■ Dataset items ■

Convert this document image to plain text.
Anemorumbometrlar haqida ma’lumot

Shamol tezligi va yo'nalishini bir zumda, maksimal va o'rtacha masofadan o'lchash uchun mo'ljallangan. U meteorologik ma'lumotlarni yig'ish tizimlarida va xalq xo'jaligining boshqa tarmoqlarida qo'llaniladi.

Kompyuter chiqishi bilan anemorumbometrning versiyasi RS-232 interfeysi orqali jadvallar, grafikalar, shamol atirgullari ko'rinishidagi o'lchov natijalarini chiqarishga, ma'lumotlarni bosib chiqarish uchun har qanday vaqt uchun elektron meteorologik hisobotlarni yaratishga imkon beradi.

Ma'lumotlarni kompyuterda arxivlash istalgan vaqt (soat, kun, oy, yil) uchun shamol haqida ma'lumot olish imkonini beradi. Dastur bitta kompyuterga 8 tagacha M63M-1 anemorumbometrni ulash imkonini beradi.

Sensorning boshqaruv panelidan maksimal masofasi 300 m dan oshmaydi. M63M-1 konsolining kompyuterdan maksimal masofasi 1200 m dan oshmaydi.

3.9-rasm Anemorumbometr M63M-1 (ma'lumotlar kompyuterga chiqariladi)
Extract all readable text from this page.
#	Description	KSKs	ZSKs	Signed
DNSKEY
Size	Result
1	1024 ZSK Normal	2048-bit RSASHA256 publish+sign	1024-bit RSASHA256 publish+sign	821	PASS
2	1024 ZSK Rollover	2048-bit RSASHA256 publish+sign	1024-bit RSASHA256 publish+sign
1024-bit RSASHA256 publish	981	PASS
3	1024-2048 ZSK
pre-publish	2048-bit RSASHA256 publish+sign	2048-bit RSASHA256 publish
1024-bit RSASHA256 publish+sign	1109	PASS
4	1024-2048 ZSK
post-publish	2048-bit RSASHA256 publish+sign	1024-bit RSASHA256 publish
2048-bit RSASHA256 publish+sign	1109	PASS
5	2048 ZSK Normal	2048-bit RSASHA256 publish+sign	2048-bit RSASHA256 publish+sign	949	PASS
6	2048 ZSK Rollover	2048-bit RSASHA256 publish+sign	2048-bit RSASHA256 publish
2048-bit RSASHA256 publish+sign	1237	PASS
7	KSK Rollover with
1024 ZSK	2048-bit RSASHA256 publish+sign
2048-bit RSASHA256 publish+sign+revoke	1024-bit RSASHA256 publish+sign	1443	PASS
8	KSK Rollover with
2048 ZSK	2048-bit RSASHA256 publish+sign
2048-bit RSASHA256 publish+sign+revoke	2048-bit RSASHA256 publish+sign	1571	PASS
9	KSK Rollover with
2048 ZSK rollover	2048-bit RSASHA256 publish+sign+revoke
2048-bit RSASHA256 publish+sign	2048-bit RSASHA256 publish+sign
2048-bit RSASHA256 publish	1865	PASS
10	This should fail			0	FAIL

■ Requirements ■
In the entries above, count every line containing the word "beradi". Write only the total.

■ Task answer ■
2